**Given request:**
Write out the data below exactly as given, without any of its pictures.

### Given data

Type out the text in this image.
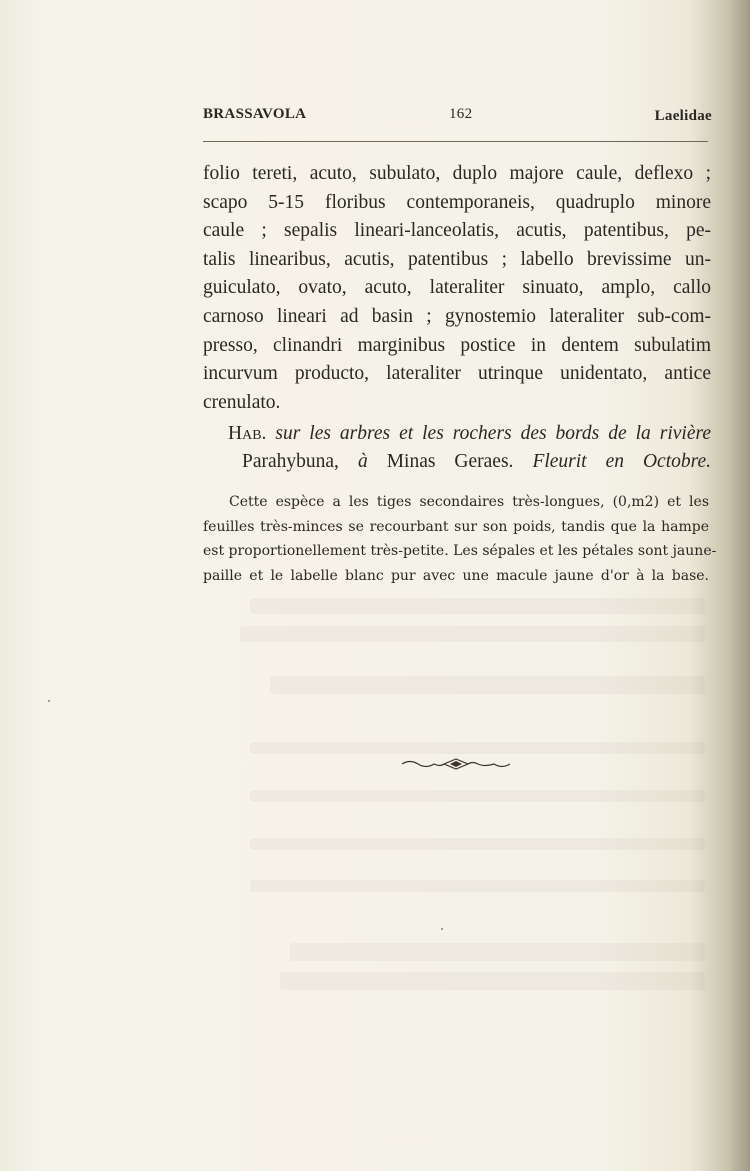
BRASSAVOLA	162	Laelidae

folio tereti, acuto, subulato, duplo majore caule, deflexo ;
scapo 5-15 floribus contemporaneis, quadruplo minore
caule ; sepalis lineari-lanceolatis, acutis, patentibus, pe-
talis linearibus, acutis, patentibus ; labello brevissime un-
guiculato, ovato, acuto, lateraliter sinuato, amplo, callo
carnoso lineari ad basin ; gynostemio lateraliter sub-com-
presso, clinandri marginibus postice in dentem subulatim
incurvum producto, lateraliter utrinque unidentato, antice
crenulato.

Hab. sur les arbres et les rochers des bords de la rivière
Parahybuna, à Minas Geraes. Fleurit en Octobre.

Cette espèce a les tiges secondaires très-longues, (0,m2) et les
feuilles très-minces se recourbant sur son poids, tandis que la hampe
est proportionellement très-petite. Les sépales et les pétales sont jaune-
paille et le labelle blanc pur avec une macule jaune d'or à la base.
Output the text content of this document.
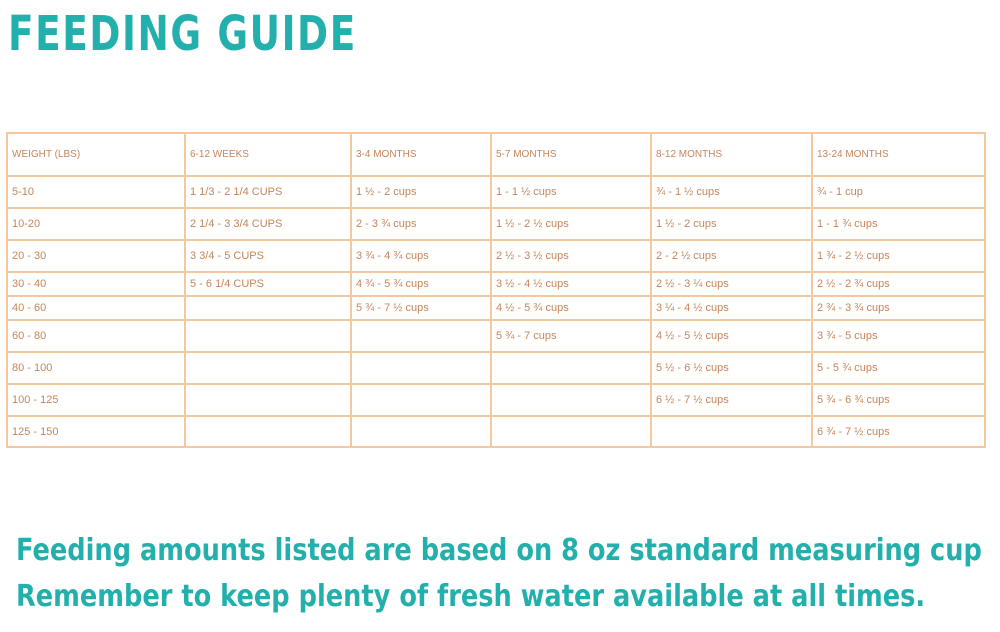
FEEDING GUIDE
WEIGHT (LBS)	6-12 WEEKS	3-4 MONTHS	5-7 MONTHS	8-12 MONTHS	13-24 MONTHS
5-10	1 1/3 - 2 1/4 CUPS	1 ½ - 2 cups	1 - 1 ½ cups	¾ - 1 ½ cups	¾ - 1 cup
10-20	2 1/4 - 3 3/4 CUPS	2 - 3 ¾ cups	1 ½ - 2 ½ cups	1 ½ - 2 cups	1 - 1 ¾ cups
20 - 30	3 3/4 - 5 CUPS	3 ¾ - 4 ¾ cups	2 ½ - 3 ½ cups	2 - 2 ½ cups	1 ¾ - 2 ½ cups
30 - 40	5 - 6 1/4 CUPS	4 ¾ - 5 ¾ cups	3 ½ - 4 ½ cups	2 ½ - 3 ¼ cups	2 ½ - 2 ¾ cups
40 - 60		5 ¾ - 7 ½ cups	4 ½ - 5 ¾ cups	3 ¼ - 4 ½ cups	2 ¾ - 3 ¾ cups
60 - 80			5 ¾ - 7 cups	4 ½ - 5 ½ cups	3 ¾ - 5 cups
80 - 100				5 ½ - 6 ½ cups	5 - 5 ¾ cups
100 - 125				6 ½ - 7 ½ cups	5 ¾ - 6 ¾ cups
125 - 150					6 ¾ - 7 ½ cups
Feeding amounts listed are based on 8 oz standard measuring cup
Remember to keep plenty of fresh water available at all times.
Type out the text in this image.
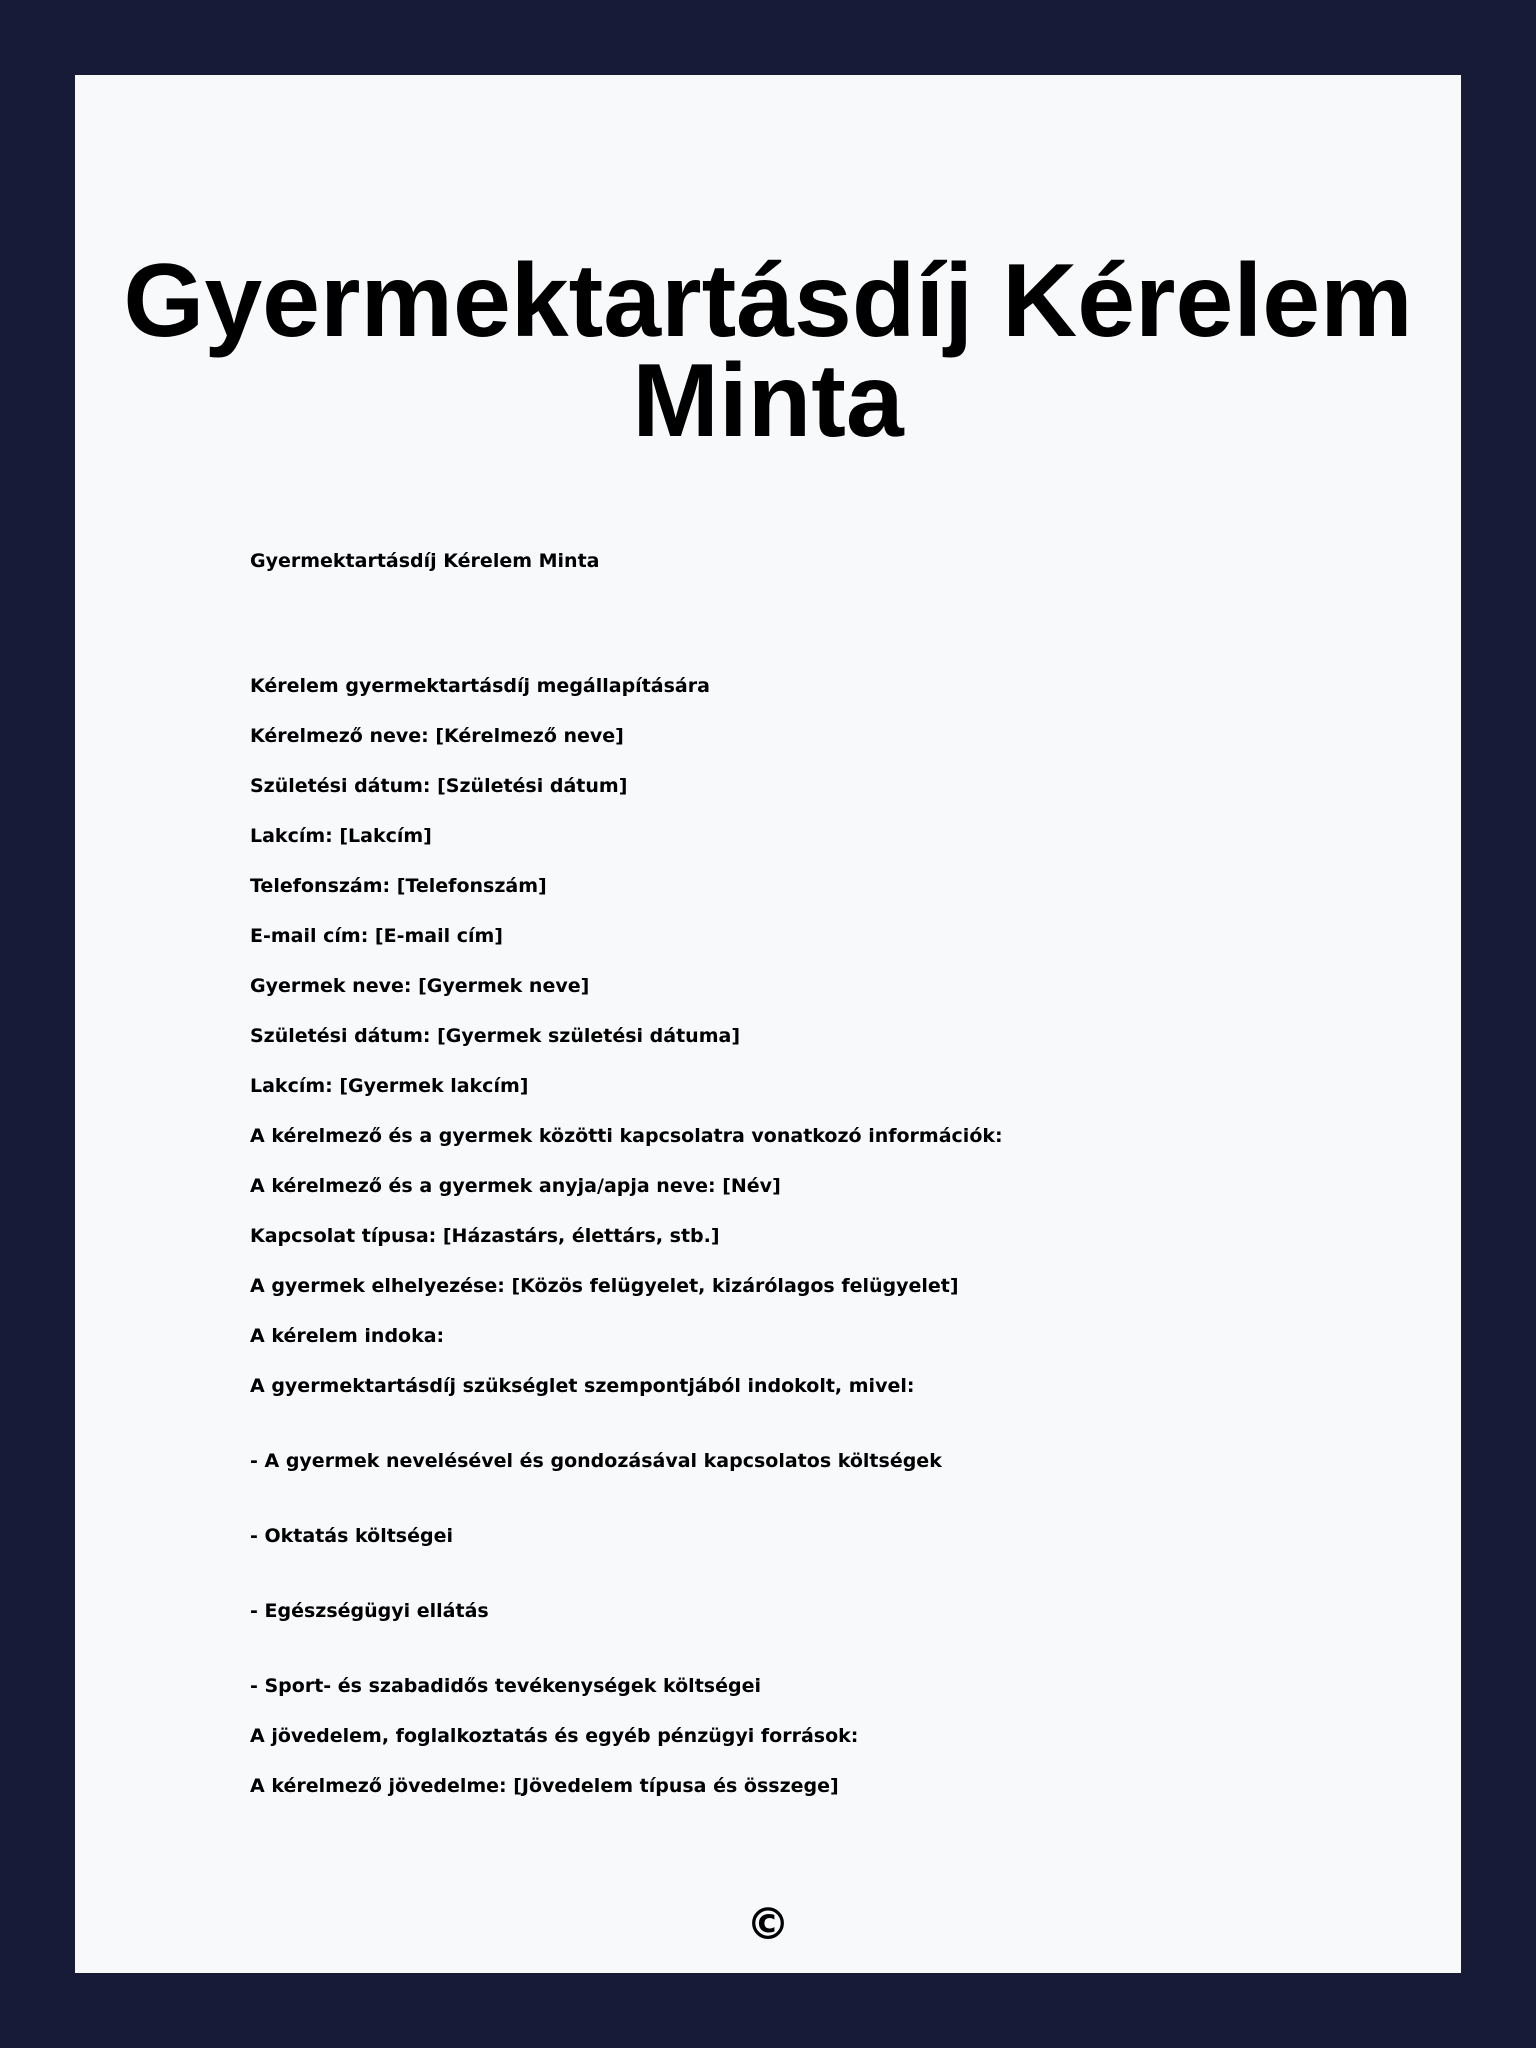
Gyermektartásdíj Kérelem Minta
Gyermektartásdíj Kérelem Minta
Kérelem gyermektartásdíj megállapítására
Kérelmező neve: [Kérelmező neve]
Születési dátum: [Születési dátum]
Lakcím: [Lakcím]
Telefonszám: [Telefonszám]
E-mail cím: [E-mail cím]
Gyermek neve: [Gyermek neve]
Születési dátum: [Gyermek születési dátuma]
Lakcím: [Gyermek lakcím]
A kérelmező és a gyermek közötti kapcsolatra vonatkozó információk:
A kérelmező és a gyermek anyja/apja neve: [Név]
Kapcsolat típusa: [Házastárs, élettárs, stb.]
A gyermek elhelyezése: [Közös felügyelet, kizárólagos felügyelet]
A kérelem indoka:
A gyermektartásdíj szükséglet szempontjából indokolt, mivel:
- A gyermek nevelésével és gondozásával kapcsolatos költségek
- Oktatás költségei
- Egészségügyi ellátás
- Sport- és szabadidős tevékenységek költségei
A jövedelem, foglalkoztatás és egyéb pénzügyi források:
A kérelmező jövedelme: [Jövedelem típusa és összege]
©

######

**Answer:**
Type out the text in this image.
BRASSAVOLA	162	Laelidae

folio tereti, acuto, subulato, duplo majore caule, deflexo ;
scapo 5-15 floribus contemporaneis, quadruplo minore
caule ; sepalis lineari-lanceolatis, acutis, patentibus, pe-
talis linearibus, acutis, patentibus ; labello brevissime un-
guiculato, ovato, acuto, lateraliter sinuato, amplo, callo
carnoso lineari ad basin ; gynostemio lateraliter sub-com-
presso, clinandri marginibus postice in dentem subulatim
incurvum producto, lateraliter utrinque unidentato, antice
crenulato.

Hab. sur les arbres et les rochers des bords de la rivière
Parahybuna, à Minas Geraes. Fleurit en Octobre.

Cette espèce a les tiges secondaires très-longues, (0,m2) et les
feuilles très-minces se recourbant sur son poids, tandis que la hampe
est proportionellement très-petite. Les sépales et les pétales sont jaune-
paille et le labelle blanc pur avec une macule jaune d'or à la base.
Output the text content of this document.
FEEDING GUIDE
WEIGHT (LBS)	6-12 WEEKS	3-4 MONTHS	5-7 MONTHS	8-12 MONTHS	13-24 MONTHS
5-10	1 1/3 - 2 1/4 CUPS	1 ½ - 2 cups	1 - 1 ½ cups	¾ - 1 ½ cups	¾ - 1 cup
10-20	2 1/4 - 3 3/4 CUPS	2 - 3 ¾ cups	1 ½ - 2 ½ cups	1 ½ - 2 cups	1 - 1 ¾ cups
20 - 30	3 3/4 - 5 CUPS	3 ¾ - 4 ¾ cups	2 ½ - 3 ½ cups	2 - 2 ½ cups	1 ¾ - 2 ½ cups
30 - 40	5 - 6 1/4 CUPS	4 ¾ - 5 ¾ cups	3 ½ - 4 ½ cups	2 ½ - 3 ¼ cups	2 ½ - 2 ¾ cups
40 - 60		5 ¾ - 7 ½ cups	4 ½ - 5 ¾ cups	3 ¼ - 4 ½ cups	2 ¾ - 3 ¾ cups
60 - 80			5 ¾ - 7 cups	4 ½ - 5 ½ cups	3 ¾ - 5 cups
80 - 100				5 ½ - 6 ½ cups	5 - 5 ¾ cups
100 - 125				6 ½ - 7 ½ cups	5 ¾ - 6 ¾ cups
125 - 150					6 ¾ - 7 ½ cups
Feeding amounts listed are based on 8 oz standard measuring cup
Remember to keep plenty of fresh water available at all times.
Type out the text in this image.
Gyermektartásdíj Kérelem Minta
Gyermektartásdíj Kérelem Minta
Kérelem gyermektartásdíj megállapítására
Kérelmező neve: [Kérelmező neve]
Születési dátum: [Születési dátum]
Lakcím: [Lakcím]
Telefonszám: [Telefonszám]
E-mail cím: [E-mail cím]
Gyermek neve: [Gyermek neve]
Születési dátum: [Gyermek születési dátuma]
Lakcím: [Gyermek lakcím]
A kérelmező és a gyermek közötti kapcsolatra vonatkozó információk:
A kérelmező és a gyermek anyja/apja neve: [Név]
Kapcsolat típusa: [Házastárs, élettárs, stb.]
A gyermek elhelyezése: [Közös felügyelet, kizárólagos felügyelet]
A kérelem indoka:
A gyermektartásdíj szükséglet szempontjából indokolt, mivel:
- A gyermek nevelésével és gondozásával kapcsolatos költségek
- Oktatás költségei
- Egészségügyi ellátás
- Sport- és szabadidős tevékenységek költségei
A jövedelem, foglalkoztatás és egyéb pénzügyi források:
A kérelmező jövedelme: [Jövedelem típusa és összege]
©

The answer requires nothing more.